# start of RECORDS TO USE

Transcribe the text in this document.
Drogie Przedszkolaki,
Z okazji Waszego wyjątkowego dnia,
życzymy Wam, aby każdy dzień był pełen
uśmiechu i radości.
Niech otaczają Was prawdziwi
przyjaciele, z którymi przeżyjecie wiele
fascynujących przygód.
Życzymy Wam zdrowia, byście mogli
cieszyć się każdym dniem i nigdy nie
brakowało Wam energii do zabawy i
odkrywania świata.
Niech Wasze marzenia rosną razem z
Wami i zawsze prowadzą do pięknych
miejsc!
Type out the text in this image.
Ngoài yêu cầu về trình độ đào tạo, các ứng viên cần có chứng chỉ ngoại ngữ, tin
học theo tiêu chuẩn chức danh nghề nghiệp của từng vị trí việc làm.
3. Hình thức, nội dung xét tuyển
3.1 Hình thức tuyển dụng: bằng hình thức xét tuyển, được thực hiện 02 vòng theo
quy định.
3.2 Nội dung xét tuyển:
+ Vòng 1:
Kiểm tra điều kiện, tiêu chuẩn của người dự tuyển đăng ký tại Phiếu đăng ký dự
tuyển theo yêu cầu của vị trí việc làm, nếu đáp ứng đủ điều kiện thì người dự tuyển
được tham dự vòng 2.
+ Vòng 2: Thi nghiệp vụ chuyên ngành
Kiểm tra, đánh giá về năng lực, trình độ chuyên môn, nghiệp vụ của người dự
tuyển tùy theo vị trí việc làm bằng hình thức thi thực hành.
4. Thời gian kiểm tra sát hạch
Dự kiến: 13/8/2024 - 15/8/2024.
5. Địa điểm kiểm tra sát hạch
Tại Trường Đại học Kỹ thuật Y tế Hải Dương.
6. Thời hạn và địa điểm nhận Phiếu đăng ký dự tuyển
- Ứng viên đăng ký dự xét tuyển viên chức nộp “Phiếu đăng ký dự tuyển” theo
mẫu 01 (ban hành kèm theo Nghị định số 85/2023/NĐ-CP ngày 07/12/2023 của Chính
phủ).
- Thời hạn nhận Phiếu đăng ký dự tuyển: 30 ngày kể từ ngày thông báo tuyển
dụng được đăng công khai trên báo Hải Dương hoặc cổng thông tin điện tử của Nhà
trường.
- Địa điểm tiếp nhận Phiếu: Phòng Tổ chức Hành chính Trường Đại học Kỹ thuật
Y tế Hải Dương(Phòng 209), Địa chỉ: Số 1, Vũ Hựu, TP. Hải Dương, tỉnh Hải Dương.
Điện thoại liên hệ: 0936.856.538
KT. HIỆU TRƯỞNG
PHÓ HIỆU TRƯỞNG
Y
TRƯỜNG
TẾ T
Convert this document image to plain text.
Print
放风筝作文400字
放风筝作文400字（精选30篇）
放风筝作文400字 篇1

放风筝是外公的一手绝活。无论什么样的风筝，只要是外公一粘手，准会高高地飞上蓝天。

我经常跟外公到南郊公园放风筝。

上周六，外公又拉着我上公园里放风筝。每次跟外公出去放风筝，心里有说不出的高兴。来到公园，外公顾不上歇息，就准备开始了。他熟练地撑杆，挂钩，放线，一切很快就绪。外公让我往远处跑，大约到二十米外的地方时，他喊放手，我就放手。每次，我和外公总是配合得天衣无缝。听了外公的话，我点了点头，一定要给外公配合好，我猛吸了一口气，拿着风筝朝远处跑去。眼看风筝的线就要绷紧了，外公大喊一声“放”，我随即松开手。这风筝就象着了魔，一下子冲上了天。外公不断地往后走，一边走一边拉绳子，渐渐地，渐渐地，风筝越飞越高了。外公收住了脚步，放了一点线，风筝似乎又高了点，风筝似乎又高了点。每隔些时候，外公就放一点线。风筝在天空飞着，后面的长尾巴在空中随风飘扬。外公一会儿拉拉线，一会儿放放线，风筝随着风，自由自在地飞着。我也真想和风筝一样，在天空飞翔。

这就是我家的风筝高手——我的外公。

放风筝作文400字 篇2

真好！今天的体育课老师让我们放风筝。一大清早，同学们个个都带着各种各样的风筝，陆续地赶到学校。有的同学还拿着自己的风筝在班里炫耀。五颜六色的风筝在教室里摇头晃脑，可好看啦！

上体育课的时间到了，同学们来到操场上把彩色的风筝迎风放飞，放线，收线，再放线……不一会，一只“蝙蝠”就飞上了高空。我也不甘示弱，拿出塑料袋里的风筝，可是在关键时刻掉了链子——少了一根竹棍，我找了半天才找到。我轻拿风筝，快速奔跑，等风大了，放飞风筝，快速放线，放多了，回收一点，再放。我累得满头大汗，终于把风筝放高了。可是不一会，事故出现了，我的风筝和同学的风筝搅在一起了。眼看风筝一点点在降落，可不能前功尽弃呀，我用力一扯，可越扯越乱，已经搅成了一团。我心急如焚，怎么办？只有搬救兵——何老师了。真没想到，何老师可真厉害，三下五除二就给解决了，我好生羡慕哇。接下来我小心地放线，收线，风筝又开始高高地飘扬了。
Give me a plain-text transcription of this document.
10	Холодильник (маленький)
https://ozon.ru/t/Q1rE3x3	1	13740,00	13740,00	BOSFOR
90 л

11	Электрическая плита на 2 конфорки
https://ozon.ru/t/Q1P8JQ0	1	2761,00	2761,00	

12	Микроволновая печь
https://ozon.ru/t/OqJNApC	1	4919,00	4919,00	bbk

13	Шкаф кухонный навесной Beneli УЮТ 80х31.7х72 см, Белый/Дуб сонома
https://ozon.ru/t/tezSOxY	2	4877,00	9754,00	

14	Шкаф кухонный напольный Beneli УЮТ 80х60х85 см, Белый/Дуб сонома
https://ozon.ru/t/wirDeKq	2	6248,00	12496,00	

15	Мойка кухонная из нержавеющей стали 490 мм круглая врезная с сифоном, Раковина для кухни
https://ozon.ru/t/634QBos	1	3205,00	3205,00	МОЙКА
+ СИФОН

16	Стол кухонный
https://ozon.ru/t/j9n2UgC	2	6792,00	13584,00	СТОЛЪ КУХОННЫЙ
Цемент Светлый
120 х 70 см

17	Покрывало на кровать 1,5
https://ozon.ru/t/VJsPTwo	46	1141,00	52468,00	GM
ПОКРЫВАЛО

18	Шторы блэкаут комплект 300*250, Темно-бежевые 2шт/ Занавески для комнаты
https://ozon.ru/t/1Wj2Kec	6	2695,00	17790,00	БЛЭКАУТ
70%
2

# end of RECORDS TO USE

WHAT YOU SHOULD DO
Copy every line exactly. Leave nothing out.

RESPONSE BELOW
Transcribe the text in this document.
Drogie Przedszkolaki,
Z okazji Waszego wyjątkowego dnia,
życzymy Wam, aby każdy dzień był pełen
uśmiechu i radości.
Niech otaczają Was prawdziwi
przyjaciele, z którymi przeżyjecie wiele
fascynujących przygód.
Życzymy Wam zdrowia, byście mogli
cieszyć się każdym dniem i nigdy nie
brakowało Wam energii do zabawy i
odkrywania świata.
Niech Wasze marzenia rosną razem z
Wami i zawsze prowadzą do pięknych
miejsc!
Type out the text in this image.
Ngoài yêu cầu về trình độ đào tạo, các ứng viên cần có chứng chỉ ngoại ngữ, tin
học theo tiêu chuẩn chức danh nghề nghiệp của từng vị trí việc làm.
3. Hình thức, nội dung xét tuyển
3.1 Hình thức tuyển dụng: bằng hình thức xét tuyển, được thực hiện 02 vòng theo
quy định.
3.2 Nội dung xét tuyển:
+ Vòng 1:
Kiểm tra điều kiện, tiêu chuẩn của người dự tuyển đăng ký tại Phiếu đăng ký dự
tuyển theo yêu cầu của vị trí việc làm, nếu đáp ứng đủ điều kiện thì người dự tuyển
được tham dự vòng 2.
+ Vòng 2: Thi nghiệp vụ chuyên ngành
Kiểm tra, đánh giá về năng lực, trình độ chuyên môn, nghiệp vụ của người dự
tuyển tùy theo vị trí việc làm bằng hình thức thi thực hành.
4. Thời gian kiểm tra sát hạch
Dự kiến: 13/8/2024 - 15/8/2024.
5. Địa điểm kiểm tra sát hạch
Tại Trường Đại học Kỹ thuật Y tế Hải Dương.
6. Thời hạn và địa điểm nhận Phiếu đăng ký dự tuyển
- Ứng viên đăng ký dự xét tuyển viên chức nộp “Phiếu đăng ký dự tuyển” theo
mẫu 01 (ban hành kèm theo Nghị định số 85/2023/NĐ-CP ngày 07/12/2023 của Chính
phủ).
- Thời hạn nhận Phiếu đăng ký dự tuyển: 30 ngày kể từ ngày thông báo tuyển
dụng được đăng công khai trên báo Hải Dương hoặc cổng thông tin điện tử của Nhà
trường.
- Địa điểm tiếp nhận Phiếu: Phòng Tổ chức Hành chính Trường Đại học Kỹ thuật
Y tế Hải Dương(Phòng 209), Địa chỉ: Số 1, Vũ Hựu, TP. Hải Dương, tỉnh Hải Dương.
Điện thoại liên hệ: 0936.856.538
KT. HIỆU TRƯỞNG
PHÓ HIỆU TRƯỞNG
Y
TRƯỜNG
TẾ T
Convert this document image to plain text.
Print
放风筝作文400字
放风筝作文400字（精选30篇）
放风筝作文400字 篇1

放风筝是外公的一手绝活。无论什么样的风筝，只要是外公一粘手，准会高高地飞上蓝天。

我经常跟外公到南郊公园放风筝。

上周六，外公又拉着我上公园里放风筝。每次跟外公出去放风筝，心里有说不出的高兴。来到公园，外公顾不上歇息，就准备开始了。他熟练地撑杆，挂钩，放线，一切很快就绪。外公让我往远处跑，大约到二十米外的地方时，他喊放手，我就放手。每次，我和外公总是配合得天衣无缝。听了外公的话，我点了点头，一定要给外公配合好，我猛吸了一口气，拿着风筝朝远处跑去。眼看风筝的线就要绷紧了，外公大喊一声“放”，我随即松开手。这风筝就象着了魔，一下子冲上了天。外公不断地往后走，一边走一边拉绳子，渐渐地，渐渐地，风筝越飞越高了。外公收住了脚步，放了一点线，风筝似乎又高了点，风筝似乎又高了点。每隔些时候，外公就放一点线。风筝在天空飞着，后面的长尾巴在空中随风飘扬。外公一会儿拉拉线，一会儿放放线，风筝随着风，自由自在地飞着。我也真想和风筝一样，在天空飞翔。

这就是我家的风筝高手——我的外公。

放风筝作文400字 篇2

真好！今天的体育课老师让我们放风筝。一大清早，同学们个个都带着各种各样的风筝，陆续地赶到学校。有的同学还拿着自己的风筝在班里炫耀。五颜六色的风筝在教室里摇头晃脑，可好看啦！

上体育课的时间到了，同学们来到操场上把彩色的风筝迎风放飞，放线，收线，再放线……不一会，一只“蝙蝠”就飞上了高空。我也不甘示弱，拿出塑料袋里的风筝，可是在关键时刻掉了链子——少了一根竹棍，我找了半天才找到。我轻拿风筝，快速奔跑，等风大了，放飞风筝，快速放线，放多了，回收一点，再放。我累得满头大汗，终于把风筝放高了。可是不一会，事故出现了，我的风筝和同学的风筝搅在一起了。眼看风筝一点点在降落，可不能前功尽弃呀，我用力一扯，可越扯越乱，已经搅成了一团。我心急如焚，怎么办？只有搬救兵——何老师了。真没想到，何老师可真厉害，三下五除二就给解决了，我好生羡慕哇。接下来我小心地放线，收线，风筝又开始高高地飘扬了。
Give me a plain-text transcription of this document.
10	Холодильник (маленький)
https://ozon.ru/t/Q1rE3x3	1	13740,00	13740,00	BOSFOR
90 л

11	Электрическая плита на 2 конфорки
https://ozon.ru/t/Q1P8JQ0	1	2761,00	2761,00	

12	Микроволновая печь
https://ozon.ru/t/OqJNApC	1	4919,00	4919,00	bbk

13	Шкаф кухонный навесной Beneli УЮТ 80х31.7х72 см, Белый/Дуб сонома
https://ozon.ru/t/tezSOxY	2	4877,00	9754,00	

14	Шкаф кухонный напольный Beneli УЮТ 80х60х85 см, Белый/Дуб сонома
https://ozon.ru/t/wirDeKq	2	6248,00	12496,00	

15	Мойка кухонная из нержавеющей стали 490 мм круглая врезная с сифоном, Раковина для кухни
https://ozon.ru/t/634QBos	1	3205,00	3205,00	МОЙКА
+ СИФОН

16	Стол кухонный
https://ozon.ru/t/j9n2UgC	2	6792,00	13584,00	СТОЛЪ КУХОННЫЙ
Цемент Светлый
120 х 70 см

17	Покрывало на кровать 1,5
https://ozon.ru/t/VJsPTwo	46	1141,00	52468,00	GM
ПОКРЫВАЛО

18	Шторы блэкаут комплект 300*250, Темно-бежевые 2шт/ Занавески для комнаты
https://ozon.ru/t/1Wj2Kec	6	2695,00	17790,00	БЛЭКАУТ
70%
2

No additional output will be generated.